The request
Each line of the material below that holds the word "gedit" needs to be copied.

Extracted data entries
+--
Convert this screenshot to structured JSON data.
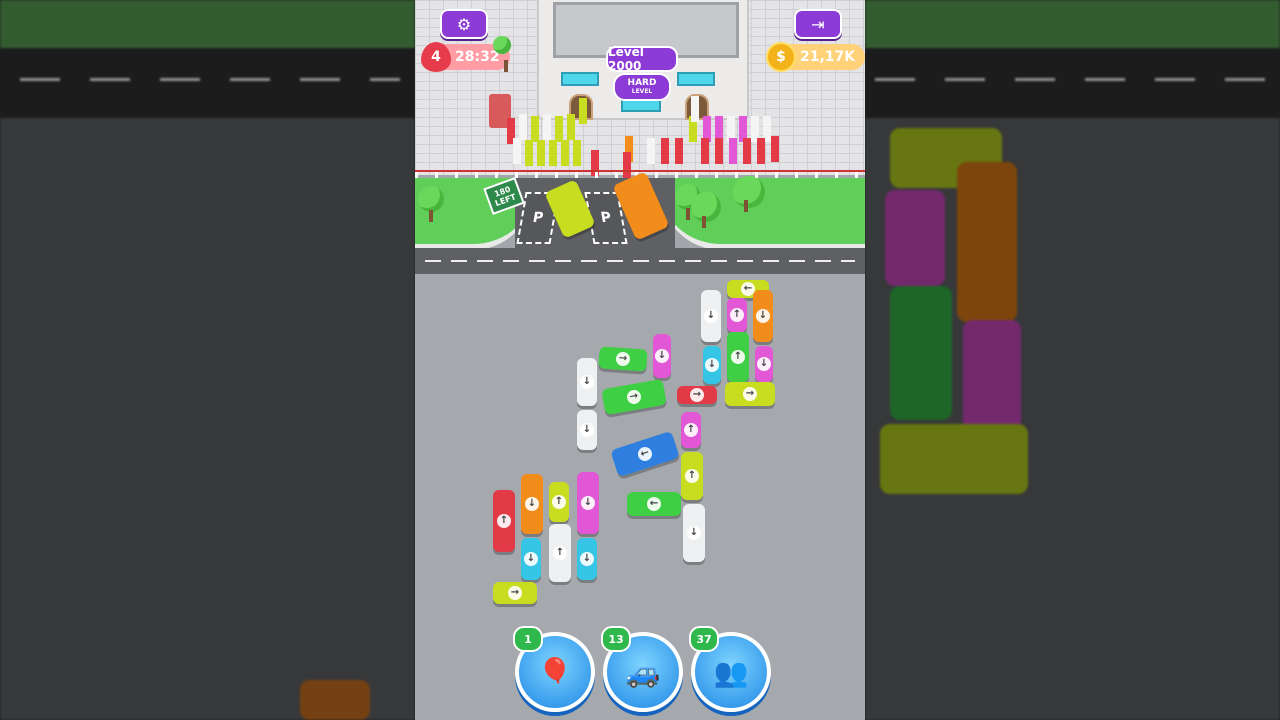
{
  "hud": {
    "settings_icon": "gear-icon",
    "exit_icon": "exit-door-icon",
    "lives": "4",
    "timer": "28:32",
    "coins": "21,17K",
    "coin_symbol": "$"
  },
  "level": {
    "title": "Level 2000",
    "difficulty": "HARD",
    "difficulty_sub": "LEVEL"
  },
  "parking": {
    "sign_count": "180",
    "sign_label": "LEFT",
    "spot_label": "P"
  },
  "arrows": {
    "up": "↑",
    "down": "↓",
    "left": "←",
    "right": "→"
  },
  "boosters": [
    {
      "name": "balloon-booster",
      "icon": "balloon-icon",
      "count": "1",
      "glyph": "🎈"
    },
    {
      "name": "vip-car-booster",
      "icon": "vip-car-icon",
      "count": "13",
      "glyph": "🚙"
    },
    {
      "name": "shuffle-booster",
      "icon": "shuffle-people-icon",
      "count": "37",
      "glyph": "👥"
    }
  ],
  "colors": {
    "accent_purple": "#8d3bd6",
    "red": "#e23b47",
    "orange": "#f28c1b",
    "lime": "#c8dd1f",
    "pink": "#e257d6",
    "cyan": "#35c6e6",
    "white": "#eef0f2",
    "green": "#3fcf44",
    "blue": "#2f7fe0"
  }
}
+--
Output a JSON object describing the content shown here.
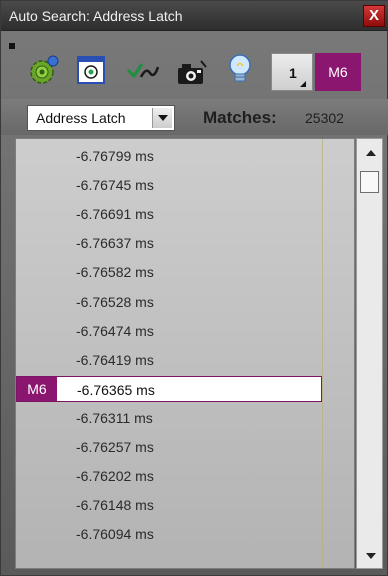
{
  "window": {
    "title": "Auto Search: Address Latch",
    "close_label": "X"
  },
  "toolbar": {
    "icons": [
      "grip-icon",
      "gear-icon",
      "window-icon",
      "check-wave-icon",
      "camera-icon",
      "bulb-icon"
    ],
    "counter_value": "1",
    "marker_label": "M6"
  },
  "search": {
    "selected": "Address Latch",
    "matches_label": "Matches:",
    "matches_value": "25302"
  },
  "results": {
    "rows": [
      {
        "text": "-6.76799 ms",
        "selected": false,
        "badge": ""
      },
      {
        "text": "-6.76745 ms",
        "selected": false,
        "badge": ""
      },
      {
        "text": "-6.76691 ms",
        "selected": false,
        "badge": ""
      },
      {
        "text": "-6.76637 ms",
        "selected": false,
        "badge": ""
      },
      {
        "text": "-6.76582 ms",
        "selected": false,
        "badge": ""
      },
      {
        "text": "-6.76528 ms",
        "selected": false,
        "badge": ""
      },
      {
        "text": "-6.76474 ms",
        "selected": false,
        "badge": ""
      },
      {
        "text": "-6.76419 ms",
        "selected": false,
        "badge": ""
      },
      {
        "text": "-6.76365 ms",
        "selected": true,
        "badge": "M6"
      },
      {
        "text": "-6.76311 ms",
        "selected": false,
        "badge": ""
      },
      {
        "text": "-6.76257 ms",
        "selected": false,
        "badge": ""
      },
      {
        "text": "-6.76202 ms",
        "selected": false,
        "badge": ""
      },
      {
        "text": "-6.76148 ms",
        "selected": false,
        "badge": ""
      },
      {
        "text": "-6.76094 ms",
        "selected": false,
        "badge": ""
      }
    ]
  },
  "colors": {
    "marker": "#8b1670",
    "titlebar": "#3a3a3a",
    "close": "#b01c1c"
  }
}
+--
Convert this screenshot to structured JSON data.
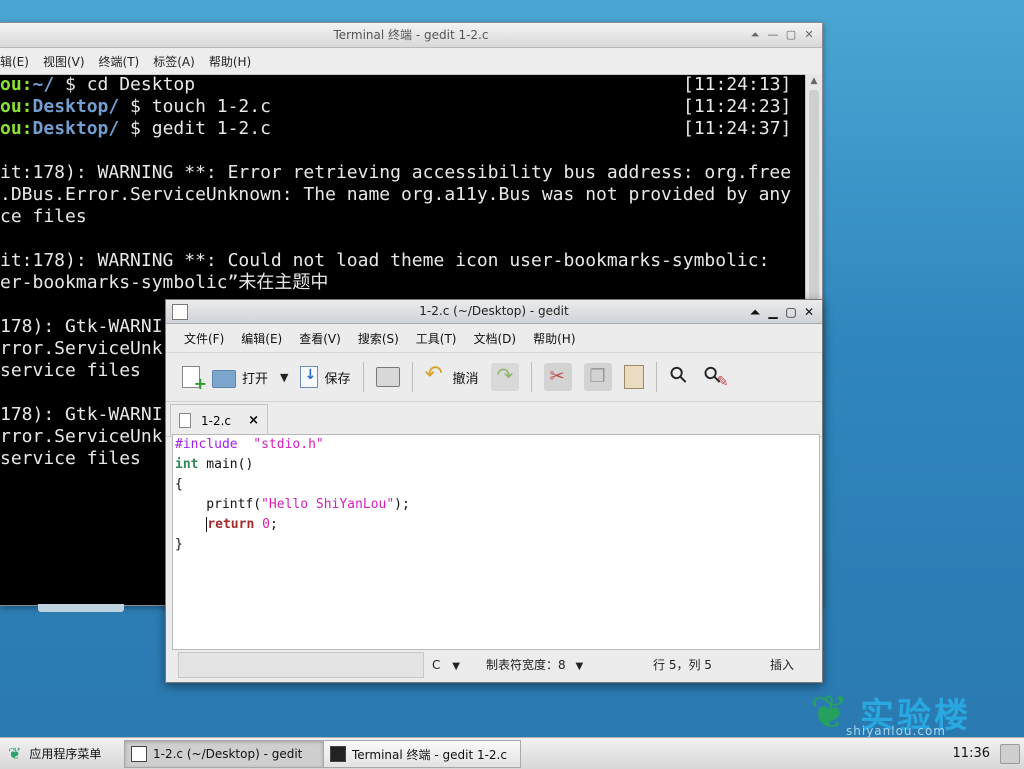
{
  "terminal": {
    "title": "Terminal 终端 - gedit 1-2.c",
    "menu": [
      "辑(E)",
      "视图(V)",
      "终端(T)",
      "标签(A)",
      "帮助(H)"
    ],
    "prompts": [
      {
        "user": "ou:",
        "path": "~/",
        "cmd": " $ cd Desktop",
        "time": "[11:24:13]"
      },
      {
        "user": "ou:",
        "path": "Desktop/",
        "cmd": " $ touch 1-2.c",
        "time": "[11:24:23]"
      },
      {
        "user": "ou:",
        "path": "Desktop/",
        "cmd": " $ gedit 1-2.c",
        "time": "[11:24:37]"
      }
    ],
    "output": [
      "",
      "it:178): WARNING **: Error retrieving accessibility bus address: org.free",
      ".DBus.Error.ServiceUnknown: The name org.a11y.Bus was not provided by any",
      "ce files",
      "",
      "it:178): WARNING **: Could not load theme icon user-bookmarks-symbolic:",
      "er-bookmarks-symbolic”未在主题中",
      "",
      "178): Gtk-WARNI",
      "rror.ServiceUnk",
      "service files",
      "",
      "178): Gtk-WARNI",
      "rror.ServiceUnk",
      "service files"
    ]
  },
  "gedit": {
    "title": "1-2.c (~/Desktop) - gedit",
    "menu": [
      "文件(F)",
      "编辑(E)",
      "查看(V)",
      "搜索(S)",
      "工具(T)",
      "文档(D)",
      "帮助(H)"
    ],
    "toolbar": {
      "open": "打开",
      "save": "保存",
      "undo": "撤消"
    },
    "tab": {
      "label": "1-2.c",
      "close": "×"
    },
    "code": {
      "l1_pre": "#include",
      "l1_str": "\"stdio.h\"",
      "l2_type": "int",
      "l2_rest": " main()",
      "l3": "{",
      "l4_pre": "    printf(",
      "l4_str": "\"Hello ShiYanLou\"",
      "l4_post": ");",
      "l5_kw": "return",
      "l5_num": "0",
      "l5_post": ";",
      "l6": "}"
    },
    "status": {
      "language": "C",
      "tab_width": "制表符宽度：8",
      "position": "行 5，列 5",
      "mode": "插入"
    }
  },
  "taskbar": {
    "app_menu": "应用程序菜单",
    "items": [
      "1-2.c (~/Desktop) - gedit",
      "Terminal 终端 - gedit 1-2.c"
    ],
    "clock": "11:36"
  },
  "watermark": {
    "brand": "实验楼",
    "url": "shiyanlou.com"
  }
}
+--
Response to the task
    "title": "Terminal 终端 - gedit 1-2.c",
        "cmd": " $ gedit 1-2.c",
  "gedit": {
    "title": "1-2.c (~/Desktop) - gedit",
      "1-2.c (~/Desktop) - gedit",
      "Terminal 终端 - gedit 1-2.c"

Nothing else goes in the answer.